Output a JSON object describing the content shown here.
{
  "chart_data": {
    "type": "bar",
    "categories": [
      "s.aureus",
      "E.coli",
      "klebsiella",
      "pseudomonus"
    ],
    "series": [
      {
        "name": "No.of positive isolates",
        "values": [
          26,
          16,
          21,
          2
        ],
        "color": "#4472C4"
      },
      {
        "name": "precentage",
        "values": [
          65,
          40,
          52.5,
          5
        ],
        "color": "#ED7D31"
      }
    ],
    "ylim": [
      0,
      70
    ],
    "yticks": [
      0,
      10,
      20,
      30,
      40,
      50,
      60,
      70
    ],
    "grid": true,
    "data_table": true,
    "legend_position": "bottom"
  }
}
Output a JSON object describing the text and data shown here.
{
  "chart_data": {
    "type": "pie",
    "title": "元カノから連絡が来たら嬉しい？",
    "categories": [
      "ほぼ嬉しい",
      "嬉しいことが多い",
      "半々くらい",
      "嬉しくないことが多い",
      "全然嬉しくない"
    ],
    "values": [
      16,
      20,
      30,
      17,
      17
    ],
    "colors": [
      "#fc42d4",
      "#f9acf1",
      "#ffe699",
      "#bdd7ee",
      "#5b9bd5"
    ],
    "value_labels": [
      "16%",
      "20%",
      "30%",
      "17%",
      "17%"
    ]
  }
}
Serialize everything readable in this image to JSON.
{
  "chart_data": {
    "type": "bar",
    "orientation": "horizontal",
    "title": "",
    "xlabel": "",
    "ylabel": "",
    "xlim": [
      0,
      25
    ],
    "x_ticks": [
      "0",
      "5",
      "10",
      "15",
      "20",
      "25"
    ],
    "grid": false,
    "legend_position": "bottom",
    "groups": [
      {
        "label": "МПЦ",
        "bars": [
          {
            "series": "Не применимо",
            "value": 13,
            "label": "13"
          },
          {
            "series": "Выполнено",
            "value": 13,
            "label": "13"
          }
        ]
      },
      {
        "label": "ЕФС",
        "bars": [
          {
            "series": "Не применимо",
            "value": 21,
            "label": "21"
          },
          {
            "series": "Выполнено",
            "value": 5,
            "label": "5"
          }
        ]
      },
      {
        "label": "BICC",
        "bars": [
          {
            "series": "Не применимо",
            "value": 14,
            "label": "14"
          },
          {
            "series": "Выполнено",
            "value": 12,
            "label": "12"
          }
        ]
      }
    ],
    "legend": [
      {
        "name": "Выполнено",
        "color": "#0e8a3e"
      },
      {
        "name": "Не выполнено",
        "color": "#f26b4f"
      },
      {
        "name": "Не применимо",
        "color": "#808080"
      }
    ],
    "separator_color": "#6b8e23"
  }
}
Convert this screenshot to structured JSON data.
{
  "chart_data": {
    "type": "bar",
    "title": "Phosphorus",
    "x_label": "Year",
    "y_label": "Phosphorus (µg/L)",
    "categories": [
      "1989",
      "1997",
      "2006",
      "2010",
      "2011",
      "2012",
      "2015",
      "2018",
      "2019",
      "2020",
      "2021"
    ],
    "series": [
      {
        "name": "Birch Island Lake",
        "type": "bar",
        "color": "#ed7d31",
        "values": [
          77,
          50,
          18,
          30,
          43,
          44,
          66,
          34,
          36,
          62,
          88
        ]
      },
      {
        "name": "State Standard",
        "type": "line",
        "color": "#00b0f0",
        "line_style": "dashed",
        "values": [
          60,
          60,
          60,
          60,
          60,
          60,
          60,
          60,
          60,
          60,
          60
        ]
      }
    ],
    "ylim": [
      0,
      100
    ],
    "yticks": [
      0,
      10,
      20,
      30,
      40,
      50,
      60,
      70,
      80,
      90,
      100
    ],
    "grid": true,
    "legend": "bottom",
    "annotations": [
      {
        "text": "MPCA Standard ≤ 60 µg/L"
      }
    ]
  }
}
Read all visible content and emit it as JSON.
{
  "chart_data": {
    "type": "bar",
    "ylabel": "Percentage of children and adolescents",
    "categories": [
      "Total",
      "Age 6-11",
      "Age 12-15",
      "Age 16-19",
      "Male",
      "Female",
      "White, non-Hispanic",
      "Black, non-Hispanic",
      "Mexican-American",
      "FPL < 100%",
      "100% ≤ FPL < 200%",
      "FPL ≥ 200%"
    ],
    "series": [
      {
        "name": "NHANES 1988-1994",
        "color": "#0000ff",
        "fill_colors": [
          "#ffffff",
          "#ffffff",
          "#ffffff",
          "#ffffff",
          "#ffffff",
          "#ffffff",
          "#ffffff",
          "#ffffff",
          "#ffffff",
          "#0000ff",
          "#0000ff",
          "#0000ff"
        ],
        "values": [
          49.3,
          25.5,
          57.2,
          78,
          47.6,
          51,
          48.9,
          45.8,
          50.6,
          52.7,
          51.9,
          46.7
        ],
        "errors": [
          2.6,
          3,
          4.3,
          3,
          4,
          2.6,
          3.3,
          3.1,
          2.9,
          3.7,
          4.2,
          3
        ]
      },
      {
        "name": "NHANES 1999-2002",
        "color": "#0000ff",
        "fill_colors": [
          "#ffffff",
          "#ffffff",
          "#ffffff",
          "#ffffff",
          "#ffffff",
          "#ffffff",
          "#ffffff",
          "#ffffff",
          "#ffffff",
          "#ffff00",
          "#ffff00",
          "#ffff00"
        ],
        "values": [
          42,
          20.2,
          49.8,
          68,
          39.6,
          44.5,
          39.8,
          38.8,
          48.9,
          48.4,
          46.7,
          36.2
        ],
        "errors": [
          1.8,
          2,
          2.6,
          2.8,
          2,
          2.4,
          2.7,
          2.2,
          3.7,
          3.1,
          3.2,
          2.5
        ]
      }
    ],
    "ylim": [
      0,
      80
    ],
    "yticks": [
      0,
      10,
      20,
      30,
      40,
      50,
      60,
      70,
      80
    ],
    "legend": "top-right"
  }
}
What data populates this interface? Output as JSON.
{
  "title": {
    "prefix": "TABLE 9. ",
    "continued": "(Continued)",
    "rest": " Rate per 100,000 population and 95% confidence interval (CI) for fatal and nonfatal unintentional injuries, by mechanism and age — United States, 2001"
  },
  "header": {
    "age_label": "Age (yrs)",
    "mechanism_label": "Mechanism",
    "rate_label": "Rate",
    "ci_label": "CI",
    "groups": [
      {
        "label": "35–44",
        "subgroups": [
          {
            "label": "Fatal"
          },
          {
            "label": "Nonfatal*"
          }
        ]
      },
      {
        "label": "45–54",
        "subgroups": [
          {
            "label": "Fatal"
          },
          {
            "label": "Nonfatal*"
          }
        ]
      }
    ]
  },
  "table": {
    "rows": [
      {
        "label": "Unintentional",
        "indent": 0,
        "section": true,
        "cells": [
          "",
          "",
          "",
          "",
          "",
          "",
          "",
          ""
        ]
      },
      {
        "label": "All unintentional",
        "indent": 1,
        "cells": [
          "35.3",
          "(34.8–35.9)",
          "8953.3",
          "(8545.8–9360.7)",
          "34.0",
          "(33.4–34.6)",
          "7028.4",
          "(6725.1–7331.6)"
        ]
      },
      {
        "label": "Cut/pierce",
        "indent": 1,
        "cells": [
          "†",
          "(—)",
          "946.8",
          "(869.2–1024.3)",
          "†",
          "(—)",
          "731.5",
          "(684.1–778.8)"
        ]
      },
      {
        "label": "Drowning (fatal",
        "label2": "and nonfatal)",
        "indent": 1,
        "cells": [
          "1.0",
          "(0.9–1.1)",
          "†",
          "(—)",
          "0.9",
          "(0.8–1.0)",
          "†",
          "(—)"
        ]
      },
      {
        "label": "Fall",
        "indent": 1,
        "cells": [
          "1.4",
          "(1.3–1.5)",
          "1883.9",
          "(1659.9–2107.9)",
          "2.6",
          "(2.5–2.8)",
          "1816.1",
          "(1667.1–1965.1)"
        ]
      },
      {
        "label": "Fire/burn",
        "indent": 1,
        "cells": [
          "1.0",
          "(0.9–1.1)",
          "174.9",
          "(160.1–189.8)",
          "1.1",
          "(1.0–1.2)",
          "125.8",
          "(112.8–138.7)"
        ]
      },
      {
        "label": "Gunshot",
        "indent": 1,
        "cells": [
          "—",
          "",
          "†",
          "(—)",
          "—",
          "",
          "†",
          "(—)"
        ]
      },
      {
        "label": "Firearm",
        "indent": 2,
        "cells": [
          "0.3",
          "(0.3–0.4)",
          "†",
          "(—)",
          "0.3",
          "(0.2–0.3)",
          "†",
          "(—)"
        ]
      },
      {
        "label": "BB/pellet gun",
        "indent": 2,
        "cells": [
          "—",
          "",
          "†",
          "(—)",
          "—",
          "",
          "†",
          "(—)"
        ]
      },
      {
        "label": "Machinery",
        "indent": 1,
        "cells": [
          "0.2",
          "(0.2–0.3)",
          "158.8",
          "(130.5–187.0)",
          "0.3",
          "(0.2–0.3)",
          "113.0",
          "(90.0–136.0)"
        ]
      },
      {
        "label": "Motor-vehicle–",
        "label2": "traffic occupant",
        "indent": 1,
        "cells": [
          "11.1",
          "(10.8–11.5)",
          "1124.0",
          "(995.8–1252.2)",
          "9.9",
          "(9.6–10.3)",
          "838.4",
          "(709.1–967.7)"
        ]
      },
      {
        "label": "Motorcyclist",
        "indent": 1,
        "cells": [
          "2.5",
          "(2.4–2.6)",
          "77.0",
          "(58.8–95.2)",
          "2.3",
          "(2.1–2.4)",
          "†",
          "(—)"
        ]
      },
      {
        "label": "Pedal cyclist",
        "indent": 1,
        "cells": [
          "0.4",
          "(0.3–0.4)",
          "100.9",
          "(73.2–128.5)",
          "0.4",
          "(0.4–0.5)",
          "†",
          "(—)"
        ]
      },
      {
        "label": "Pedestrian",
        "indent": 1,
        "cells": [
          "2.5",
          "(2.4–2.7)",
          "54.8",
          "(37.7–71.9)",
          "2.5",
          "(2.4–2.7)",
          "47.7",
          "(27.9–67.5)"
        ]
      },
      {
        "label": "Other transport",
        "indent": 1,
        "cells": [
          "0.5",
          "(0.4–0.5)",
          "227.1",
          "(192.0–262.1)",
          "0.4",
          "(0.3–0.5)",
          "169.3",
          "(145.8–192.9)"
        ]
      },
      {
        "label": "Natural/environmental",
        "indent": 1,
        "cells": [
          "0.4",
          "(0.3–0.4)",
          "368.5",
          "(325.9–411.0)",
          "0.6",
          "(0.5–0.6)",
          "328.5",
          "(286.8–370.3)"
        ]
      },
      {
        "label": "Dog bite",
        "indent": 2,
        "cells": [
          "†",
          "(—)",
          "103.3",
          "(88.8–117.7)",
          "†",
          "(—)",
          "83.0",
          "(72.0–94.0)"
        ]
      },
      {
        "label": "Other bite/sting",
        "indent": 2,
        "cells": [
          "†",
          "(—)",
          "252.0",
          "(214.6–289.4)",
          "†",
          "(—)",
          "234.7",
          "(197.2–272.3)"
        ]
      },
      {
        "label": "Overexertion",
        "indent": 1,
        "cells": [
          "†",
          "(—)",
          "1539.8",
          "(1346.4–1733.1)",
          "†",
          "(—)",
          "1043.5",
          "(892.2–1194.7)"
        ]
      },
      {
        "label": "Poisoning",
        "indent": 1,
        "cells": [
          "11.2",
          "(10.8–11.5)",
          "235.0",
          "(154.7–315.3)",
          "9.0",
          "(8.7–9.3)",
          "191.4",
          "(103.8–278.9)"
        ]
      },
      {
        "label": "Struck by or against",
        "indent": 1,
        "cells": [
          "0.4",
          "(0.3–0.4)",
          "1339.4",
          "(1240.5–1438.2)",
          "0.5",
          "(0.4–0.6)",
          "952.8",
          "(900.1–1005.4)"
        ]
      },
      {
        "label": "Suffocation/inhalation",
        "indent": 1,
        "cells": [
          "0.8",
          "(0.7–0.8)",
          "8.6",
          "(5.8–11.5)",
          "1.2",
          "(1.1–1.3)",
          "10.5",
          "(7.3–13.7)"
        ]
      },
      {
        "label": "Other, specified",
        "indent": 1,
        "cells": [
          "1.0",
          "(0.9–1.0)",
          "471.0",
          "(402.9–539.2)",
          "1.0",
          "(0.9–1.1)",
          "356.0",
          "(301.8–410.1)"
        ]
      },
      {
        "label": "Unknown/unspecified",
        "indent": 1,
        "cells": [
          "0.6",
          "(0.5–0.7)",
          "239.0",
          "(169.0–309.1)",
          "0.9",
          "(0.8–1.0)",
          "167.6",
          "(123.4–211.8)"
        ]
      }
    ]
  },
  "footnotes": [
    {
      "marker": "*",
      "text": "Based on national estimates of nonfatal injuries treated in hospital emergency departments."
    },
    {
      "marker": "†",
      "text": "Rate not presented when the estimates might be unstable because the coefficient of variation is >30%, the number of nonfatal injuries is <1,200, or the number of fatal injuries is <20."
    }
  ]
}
******
* [STATED GOAL] Which lines above hold the word "Phosphorus"? Copy each of them.

* [WRITTEN ANSWER]
    "title": "Phosphorus",
    "y_label": "Phosphorus (µg/L)",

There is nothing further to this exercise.